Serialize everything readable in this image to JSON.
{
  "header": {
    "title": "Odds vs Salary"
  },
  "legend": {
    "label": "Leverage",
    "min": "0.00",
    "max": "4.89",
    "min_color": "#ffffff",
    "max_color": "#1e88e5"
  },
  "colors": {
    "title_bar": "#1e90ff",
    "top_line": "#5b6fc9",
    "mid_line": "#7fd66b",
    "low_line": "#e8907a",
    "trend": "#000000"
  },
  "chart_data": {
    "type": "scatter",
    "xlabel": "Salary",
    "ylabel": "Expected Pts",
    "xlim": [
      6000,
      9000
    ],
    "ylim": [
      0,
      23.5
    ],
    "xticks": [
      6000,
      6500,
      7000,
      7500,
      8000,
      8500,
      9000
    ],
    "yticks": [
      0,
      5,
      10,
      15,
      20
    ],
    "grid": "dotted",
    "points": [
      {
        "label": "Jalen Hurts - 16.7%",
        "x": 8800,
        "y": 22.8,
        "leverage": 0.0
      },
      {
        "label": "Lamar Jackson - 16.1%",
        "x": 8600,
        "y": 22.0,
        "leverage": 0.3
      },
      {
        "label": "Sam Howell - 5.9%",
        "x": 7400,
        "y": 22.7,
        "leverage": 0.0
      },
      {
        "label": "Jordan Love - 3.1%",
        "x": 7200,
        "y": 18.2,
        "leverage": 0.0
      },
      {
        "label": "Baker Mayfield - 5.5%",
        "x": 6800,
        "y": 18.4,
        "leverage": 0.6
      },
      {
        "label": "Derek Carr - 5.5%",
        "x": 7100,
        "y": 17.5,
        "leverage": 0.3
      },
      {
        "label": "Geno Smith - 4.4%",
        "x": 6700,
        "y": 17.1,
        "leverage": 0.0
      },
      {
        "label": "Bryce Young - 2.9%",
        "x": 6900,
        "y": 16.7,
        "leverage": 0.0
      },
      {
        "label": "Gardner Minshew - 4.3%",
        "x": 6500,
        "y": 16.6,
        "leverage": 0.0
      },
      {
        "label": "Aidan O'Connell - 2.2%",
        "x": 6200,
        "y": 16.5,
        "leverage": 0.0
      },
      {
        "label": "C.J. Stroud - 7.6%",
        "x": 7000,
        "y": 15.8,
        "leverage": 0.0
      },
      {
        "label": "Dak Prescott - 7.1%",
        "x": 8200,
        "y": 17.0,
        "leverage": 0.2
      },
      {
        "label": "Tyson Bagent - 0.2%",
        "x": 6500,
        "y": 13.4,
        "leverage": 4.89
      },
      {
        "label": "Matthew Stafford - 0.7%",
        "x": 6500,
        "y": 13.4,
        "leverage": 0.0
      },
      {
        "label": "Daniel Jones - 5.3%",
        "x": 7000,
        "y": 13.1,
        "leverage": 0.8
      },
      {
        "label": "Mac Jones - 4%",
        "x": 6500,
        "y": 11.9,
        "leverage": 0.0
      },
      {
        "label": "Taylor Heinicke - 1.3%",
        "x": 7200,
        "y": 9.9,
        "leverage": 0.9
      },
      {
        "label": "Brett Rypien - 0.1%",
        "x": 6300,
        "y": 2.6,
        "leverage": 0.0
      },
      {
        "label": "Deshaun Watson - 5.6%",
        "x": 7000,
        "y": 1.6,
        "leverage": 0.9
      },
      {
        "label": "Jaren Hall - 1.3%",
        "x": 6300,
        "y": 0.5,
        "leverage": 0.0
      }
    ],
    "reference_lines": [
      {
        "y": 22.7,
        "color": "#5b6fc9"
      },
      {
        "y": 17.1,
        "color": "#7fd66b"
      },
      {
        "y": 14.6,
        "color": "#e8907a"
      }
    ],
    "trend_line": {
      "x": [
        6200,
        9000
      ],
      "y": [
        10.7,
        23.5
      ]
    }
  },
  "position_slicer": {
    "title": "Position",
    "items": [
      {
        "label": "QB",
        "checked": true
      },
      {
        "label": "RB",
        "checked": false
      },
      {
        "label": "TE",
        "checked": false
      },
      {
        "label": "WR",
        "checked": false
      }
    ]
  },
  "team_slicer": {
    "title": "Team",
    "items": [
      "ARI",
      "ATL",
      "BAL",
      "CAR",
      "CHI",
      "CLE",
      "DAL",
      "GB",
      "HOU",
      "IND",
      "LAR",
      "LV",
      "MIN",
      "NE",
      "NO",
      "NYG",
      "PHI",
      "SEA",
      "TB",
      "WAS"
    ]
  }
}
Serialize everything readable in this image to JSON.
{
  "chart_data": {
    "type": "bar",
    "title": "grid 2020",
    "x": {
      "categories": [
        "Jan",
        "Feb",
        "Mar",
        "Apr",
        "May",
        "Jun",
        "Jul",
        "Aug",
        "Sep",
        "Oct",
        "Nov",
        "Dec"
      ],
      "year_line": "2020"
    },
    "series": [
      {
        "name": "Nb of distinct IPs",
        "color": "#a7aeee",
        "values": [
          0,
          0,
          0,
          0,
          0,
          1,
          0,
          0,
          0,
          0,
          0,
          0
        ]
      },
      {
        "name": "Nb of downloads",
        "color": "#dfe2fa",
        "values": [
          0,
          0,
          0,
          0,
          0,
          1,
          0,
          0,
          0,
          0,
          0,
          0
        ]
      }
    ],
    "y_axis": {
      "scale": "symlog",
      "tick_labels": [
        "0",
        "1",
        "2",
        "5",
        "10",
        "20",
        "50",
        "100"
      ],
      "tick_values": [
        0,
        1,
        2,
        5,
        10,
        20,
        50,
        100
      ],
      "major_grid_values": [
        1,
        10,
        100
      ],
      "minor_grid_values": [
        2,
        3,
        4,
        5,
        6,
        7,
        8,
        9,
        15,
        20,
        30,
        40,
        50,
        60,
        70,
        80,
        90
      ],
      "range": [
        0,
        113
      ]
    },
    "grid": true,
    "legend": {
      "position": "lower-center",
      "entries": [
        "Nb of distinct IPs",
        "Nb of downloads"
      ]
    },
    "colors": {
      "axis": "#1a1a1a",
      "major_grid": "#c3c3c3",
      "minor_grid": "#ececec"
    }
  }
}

- - -

Task details – Repeat the material word for word, in full.

The answer –
Serialize everything readable in this image to JSON.
{
  "header": {
    "title": "Odds vs Salary"
  },
  "legend": {
    "label": "Leverage",
    "min": "0.00",
    "max": "4.89",
    "min_color": "#ffffff",
    "max_color": "#1e88e5"
  },
  "colors": {
    "title_bar": "#1e90ff",
    "top_line": "#5b6fc9",
    "mid_line": "#7fd66b",
    "low_line": "#e8907a",
    "trend": "#000000"
  },
  "chart_data": {
    "type": "scatter",
    "xlabel": "Salary",
    "ylabel": "Expected Pts",
    "xlim": [
      6000,
      9000
    ],
    "ylim": [
      0,
      23.5
    ],
    "xticks": [
      6000,
      6500,
      7000,
      7500,
      8000,
      8500,
      9000
    ],
    "yticks": [
      0,
      5,
      10,
      15,
      20
    ],
    "grid": "dotted",
    "points": [
      {
        "label": "Jalen Hurts - 16.7%",
        "x": 8800,
        "y": 22.8,
        "leverage": 0.0
      },
      {
        "label": "Lamar Jackson - 16.1%",
        "x": 8600,
        "y": 22.0,
        "leverage": 0.3
      },
      {
        "label": "Sam Howell - 5.9%",
        "x": 7400,
        "y": 22.7,
        "leverage": 0.0
      },
      {
        "label": "Jordan Love - 3.1%",
        "x": 7200,
        "y": 18.2,
        "leverage": 0.0
      },
      {
        "label": "Baker Mayfield - 5.5%",
        "x": 6800,
        "y": 18.4,
        "leverage": 0.6
      },
      {
        "label": "Derek Carr - 5.5%",
        "x": 7100,
        "y": 17.5,
        "leverage": 0.3
      },
      {
        "label": "Geno Smith - 4.4%",
        "x": 6700,
        "y": 17.1,
        "leverage": 0.0
      },
      {
        "label": "Bryce Young - 2.9%",
        "x": 6900,
        "y": 16.7,
        "leverage": 0.0
      },
      {
        "label": "Gardner Minshew - 4.3%",
        "x": 6500,
        "y": 16.6,
        "leverage": 0.0
      },
      {
        "label": "Aidan O'Connell - 2.2%",
        "x": 6200,
        "y": 16.5,
        "leverage": 0.0
      },
      {
        "label": "C.J. Stroud - 7.6%",
        "x": 7000,
        "y": 15.8,
        "leverage": 0.0
      },
      {
        "label": "Dak Prescott - 7.1%",
        "x": 8200,
        "y": 17.0,
        "leverage": 0.2
      },
      {
        "label": "Tyson Bagent - 0.2%",
        "x": 6500,
        "y": 13.4,
        "leverage": 4.89
      },
      {
        "label": "Matthew Stafford - 0.7%",
        "x": 6500,
        "y": 13.4,
        "leverage": 0.0
      },
      {
        "label": "Daniel Jones - 5.3%",
        "x": 7000,
        "y": 13.1,
        "leverage": 0.8
      },
      {
        "label": "Mac Jones - 4%",
        "x": 6500,
        "y": 11.9,
        "leverage": 0.0
      },
      {
        "label": "Taylor Heinicke - 1.3%",
        "x": 7200,
        "y": 9.9,
        "leverage": 0.9
      },
      {
        "label": "Brett Rypien - 0.1%",
        "x": 6300,
        "y": 2.6,
        "leverage": 0.0
      },
      {
        "label": "Deshaun Watson - 5.6%",
        "x": 7000,
        "y": 1.6,
        "leverage": 0.9
      },
      {
        "label": "Jaren Hall - 1.3%",
        "x": 6300,
        "y": 0.5,
        "leverage": 0.0
      }
    ],
    "reference_lines": [
      {
        "y": 22.7,
        "color": "#5b6fc9"
      },
      {
        "y": 17.1,
        "color": "#7fd66b"
      },
      {
        "y": 14.6,
        "color": "#e8907a"
      }
    ],
    "trend_line": {
      "x": [
        6200,
        9000
      ],
      "y": [
        10.7,
        23.5
      ]
    }
  },
  "position_slicer": {
    "title": "Position",
    "items": [
      {
        "label": "QB",
        "checked": true
      },
      {
        "label": "RB",
        "checked": false
      },
      {
        "label": "TE",
        "checked": false
      },
      {
        "label": "WR",
        "checked": false
      }
    ]
  },
  "team_slicer": {
    "title": "Team",
    "items": [
      "ARI",
      "ATL",
      "BAL",
      "CAR",
      "CHI",
      "CLE",
      "DAL",
      "GB",
      "HOU",
      "IND",
      "LAR",
      "LV",
      "MIN",
      "NE",
      "NO",
      "NYG",
      "PHI",
      "SEA",
      "TB",
      "WAS"
    ]
  }
}
Serialize everything readable in this image to JSON.
{
  "chart_data": {
    "type": "bar",
    "title": "grid 2020",
    "x": {
      "categories": [
        "Jan",
        "Feb",
        "Mar",
        "Apr",
        "May",
        "Jun",
        "Jul",
        "Aug",
        "Sep",
        "Oct",
        "Nov",
        "Dec"
      ],
      "year_line": "2020"
    },
    "series": [
      {
        "name": "Nb of distinct IPs",
        "color": "#a7aeee",
        "values": [
          0,
          0,
          0,
          0,
          0,
          1,
          0,
          0,
          0,
          0,
          0,
          0
        ]
      },
      {
        "name": "Nb of downloads",
        "color": "#dfe2fa",
        "values": [
          0,
          0,
          0,
          0,
          0,
          1,
          0,
          0,
          0,
          0,
          0,
          0
        ]
      }
    ],
    "y_axis": {
      "scale": "symlog",
      "tick_labels": [
        "0",
        "1",
        "2",
        "5",
        "10",
        "20",
        "50",
        "100"
      ],
      "tick_values": [
        0,
        1,
        2,
        5,
        10,
        20,
        50,
        100
      ],
      "major_grid_values": [
        1,
        10,
        100
      ],
      "minor_grid_values": [
        2,
        3,
        4,
        5,
        6,
        7,
        8,
        9,
        15,
        20,
        30,
        40,
        50,
        60,
        70,
        80,
        90
      ],
      "range": [
        0,
        113
      ]
    },
    "grid": true,
    "legend": {
      "position": "lower-center",
      "entries": [
        "Nb of distinct IPs",
        "Nb of downloads"
      ]
    },
    "colors": {
      "axis": "#1a1a1a",
      "major_grid": "#c3c3c3",
      "minor_grid": "#ececec"
    }
  }
}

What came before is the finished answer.